Sunday, December 6, 2009
FRIENDS MAKE AN INDELIBLE MARK AT WAGNER
By JAY PRICE, Advance Sports Columnist
There are, as a general rule, two types of people who give money — real money, the kind that can make a difference at a place like Wagner College — to their old school.
There are guys who want to see their name on the side of a building so they can feel important when they go back for the homecoming tailgate.
And then there are guys like Greg Knapp (in photos above) and Tommy Moles (at right), who had such a good time in their years on Grymes Hill, they figured it was only right to give something back.
“Greg loved this place,” Moles was saying on the steps of Wagner’s Spiro Sports Center, on his way to dedicate the new varsity strength room he helped build in memory of his friend.
Knapp and Moles didn’t have to go to Wagner to get to be buddies.
They were teammates at St. Cecelia’s in Englewood, N.J., the little Catholic school that gave Vince Lombardi his first coaching job, where Knapp earned a reputation as a hard-nosed fullback and linebacker. “The Horse,” the local newspaper called him.
“He was a tough guy, even then,” Moles said. “I think he scored six touchdowns his senior year by backing into the end zone.
“That’s how tough he was to get down.”
Wagner hit the jackpot at St. Cecelia’s, snagging three players — Moles, Knapp and quarterback Dan Coughlin — who wound up vital parts of an undefeated season in 1964.

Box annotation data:
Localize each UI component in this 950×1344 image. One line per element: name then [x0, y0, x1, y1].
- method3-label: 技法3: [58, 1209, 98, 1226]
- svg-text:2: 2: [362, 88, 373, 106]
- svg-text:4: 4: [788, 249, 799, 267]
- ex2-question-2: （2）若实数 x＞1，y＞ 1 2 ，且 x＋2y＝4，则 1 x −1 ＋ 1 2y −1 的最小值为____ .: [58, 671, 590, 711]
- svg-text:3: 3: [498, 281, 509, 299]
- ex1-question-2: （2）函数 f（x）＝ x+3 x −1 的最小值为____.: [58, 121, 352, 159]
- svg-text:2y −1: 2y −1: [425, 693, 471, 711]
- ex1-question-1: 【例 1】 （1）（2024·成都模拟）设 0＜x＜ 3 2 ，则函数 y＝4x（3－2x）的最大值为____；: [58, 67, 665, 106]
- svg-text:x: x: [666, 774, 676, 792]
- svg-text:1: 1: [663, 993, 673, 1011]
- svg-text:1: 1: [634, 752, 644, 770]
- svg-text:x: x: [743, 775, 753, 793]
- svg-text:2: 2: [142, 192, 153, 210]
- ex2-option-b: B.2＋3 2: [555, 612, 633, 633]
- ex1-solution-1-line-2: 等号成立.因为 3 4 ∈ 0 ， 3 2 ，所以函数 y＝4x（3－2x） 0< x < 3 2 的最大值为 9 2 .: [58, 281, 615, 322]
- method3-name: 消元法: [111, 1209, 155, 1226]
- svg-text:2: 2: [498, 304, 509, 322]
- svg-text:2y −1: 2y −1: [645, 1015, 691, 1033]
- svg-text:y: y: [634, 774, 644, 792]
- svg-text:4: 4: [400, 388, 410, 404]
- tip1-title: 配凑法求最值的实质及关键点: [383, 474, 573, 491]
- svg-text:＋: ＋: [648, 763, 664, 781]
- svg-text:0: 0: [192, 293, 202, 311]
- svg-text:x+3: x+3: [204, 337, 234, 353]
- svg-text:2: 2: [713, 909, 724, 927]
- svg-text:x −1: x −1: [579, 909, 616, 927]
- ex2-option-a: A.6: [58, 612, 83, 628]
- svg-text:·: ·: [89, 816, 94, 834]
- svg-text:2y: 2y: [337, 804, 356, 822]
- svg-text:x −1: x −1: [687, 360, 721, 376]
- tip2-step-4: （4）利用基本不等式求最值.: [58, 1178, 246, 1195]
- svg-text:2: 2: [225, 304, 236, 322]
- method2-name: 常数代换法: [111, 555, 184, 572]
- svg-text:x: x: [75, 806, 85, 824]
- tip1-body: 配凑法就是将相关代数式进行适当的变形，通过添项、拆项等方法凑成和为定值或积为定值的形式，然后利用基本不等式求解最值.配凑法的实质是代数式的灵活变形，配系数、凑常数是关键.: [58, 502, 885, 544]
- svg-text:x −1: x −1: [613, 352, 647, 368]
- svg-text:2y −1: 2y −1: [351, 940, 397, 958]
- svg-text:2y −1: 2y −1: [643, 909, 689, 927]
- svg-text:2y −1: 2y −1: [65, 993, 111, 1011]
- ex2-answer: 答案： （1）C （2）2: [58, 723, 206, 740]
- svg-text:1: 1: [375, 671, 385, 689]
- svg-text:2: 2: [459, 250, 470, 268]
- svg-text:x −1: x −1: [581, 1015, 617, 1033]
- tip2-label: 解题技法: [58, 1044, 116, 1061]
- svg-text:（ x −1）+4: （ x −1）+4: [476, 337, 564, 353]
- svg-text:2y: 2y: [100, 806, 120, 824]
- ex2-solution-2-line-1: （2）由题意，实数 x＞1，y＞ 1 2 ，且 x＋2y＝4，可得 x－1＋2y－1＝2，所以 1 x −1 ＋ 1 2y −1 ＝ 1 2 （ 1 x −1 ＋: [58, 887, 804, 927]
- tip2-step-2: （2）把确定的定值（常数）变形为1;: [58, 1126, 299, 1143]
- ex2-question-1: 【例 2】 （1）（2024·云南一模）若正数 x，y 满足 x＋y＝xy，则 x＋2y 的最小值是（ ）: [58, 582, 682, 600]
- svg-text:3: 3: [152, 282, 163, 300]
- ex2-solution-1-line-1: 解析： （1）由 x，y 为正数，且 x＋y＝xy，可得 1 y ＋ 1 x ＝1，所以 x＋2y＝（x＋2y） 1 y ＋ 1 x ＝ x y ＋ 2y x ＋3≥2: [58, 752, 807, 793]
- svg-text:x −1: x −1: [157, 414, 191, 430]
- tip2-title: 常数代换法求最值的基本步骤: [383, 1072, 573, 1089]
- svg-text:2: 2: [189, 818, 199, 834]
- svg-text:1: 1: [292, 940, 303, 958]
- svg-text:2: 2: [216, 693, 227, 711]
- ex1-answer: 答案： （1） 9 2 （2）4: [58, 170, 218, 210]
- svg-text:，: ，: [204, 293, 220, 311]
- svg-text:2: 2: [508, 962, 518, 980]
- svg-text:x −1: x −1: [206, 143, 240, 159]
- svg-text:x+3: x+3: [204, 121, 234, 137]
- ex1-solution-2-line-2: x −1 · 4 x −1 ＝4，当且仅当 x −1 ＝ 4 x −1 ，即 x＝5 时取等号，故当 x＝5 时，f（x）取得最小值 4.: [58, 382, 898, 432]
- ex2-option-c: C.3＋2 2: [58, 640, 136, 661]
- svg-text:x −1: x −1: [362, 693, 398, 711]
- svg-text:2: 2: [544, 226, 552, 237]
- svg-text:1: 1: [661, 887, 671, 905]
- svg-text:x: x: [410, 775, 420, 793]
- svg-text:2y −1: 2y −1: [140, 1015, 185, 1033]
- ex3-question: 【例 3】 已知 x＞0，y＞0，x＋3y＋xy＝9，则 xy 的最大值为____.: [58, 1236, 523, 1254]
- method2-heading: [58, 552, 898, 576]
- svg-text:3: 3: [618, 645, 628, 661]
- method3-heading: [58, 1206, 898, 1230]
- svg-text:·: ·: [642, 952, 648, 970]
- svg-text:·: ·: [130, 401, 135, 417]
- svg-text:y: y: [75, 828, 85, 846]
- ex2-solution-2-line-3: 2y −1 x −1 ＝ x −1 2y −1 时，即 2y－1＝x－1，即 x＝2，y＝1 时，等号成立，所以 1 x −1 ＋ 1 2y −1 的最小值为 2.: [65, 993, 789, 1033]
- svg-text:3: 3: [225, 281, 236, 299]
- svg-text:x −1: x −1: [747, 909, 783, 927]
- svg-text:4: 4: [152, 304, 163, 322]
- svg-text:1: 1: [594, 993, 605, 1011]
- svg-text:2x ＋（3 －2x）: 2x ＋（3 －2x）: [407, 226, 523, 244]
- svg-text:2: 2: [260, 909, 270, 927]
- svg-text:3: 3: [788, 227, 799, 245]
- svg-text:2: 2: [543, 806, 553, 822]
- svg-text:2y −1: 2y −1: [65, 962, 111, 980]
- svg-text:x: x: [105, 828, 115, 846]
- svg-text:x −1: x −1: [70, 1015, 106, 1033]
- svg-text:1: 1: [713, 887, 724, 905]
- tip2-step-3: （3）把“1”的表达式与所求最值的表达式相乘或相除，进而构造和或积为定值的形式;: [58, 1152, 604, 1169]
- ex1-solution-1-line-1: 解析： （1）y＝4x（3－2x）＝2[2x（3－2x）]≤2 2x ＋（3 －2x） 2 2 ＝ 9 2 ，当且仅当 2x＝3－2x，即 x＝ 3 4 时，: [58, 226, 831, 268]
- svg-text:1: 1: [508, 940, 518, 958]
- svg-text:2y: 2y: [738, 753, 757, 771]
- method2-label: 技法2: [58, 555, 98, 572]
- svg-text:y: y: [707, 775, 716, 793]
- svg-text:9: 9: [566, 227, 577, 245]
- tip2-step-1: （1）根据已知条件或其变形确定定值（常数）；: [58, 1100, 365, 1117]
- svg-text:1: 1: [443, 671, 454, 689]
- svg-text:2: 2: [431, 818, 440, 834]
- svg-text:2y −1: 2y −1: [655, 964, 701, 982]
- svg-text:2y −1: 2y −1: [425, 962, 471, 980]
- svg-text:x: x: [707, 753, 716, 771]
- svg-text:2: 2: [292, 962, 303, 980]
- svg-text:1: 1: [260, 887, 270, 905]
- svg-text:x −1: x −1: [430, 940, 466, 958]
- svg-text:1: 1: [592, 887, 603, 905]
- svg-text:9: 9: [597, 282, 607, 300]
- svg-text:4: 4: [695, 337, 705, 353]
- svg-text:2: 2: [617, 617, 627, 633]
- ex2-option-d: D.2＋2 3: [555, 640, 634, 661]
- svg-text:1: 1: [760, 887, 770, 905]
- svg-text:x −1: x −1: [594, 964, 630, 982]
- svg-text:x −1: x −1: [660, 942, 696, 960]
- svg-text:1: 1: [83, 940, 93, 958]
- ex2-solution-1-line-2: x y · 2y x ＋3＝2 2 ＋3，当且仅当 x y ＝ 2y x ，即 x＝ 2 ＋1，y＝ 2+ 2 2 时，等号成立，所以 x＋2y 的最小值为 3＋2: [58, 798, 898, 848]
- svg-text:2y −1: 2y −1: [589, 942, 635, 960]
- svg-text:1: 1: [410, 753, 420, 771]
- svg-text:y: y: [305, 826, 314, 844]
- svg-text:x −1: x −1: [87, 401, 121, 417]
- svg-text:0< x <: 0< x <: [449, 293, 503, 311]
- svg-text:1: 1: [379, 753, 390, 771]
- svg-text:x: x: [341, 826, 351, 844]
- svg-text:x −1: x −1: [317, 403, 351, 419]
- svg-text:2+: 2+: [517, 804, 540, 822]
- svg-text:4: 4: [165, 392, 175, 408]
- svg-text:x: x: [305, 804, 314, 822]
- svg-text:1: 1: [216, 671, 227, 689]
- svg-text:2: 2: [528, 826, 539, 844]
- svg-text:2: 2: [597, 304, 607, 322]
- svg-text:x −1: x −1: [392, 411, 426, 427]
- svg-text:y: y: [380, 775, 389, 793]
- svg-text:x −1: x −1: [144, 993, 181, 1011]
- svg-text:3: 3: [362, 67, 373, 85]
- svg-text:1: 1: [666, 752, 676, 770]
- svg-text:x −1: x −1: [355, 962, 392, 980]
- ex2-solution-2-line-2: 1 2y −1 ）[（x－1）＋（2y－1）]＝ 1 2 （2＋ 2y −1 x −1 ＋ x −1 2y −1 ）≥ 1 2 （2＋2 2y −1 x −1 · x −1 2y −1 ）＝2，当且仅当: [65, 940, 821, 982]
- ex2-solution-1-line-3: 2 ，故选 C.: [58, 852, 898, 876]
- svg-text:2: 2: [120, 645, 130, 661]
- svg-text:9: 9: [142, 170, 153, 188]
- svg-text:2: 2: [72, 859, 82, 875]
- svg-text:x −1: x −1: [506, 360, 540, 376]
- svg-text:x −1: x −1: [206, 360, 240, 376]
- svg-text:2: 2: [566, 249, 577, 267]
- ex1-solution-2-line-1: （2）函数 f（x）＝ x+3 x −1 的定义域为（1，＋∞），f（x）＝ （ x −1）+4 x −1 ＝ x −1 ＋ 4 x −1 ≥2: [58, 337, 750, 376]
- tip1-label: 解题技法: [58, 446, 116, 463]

WRITTEN TASKS:
A - Answer these questions about the Wagner College column:
(i) What did the local newspaper call Knapp?
(ii) Where was Moles standing when he spoke about Knapp?
(iii) In what year did Wagner have an undefeated season?
B - How does this sentence from the Wagner College column read in Spanish: "Knapp and Moles didn’t have to go to Wagner to get to be buddies."?
C - Give a continuation of the Wagner College column about Knapp and Moles, starting after its last sentence.

RESPONSES BY TASK:
A -
(i) "The Horse"
(ii) On the steps of Wagner's Spiro Sports Center
(iii) 1964

B - Knapp y Moles no tuvieron que ir a Wagner para hacerse amigos.

C -
LONG FRIENDSHIP
For Moles and Knapp, it was only one more chapter in a lifelong friendship.
Some of that came from Wagner.
Some of it came from their time as Marines during the Vietnam War. (Photo here: Greg Knapp and Tom Moles in Quang Tri, Vietnam, January 1968.)
Knapp went to war as an officer, after going through the Marines’ platoon leaders program.
Moles, whose stay at Wagner outlasted his student deferments, wound up enlisting.
The shared experience only strengthened the bond between them.
That much was pretty clear a few months ago, when they inducted Knapp into the Wagner Hall of Fame.
On that occasion, after watching Walt Hameline, the Wagner football coach, and the college’s president, Richard Guarasci, get weak in the knees trying to talk about Knapp, Moles toughed his way through an dedication speech. Because if he didn’t say what had to be said about his best friend, who else was going to do it?
“I’ve got one more thing to say,” Moles said at the end of that speech, and maybe the Marines in the room saw it coming.
“Hoo-rah!”
After Vietnam, the two buddies came home, went to work, and made a bunch of money as investment bankers. They even bought homes in the same community in Florida, where Knapp, still tough to bring down, fought the homeowners association for the right to fly the Marine Corps flag along with the American flag.
Want to guess who won that one?
Years later, they went back to Vietnam as tourists; Moles wrote a book about the experience. (Photo at right: Tom Moles and Greg Knapp in Quang Tri, Vietnam, October 1995.)
By then, they were both trustees at Wagner, ready to step up when the college was going through some tough times.
Especially then.
Knapp and Hameline were on the football field one day many falls ago, when Knapp noticed the bleachers were missing.
“What happened to the stands?”
DEEP LOYALTY
Hameline explained that the portable bleachers, which didn’t belong to the school, were needed elsewhere, and would be brought back in time for Wagner’s next home game.
Moles shook his head.
“We need a stadium,” he said. “We need to build a stadium.”
And that’s what they did.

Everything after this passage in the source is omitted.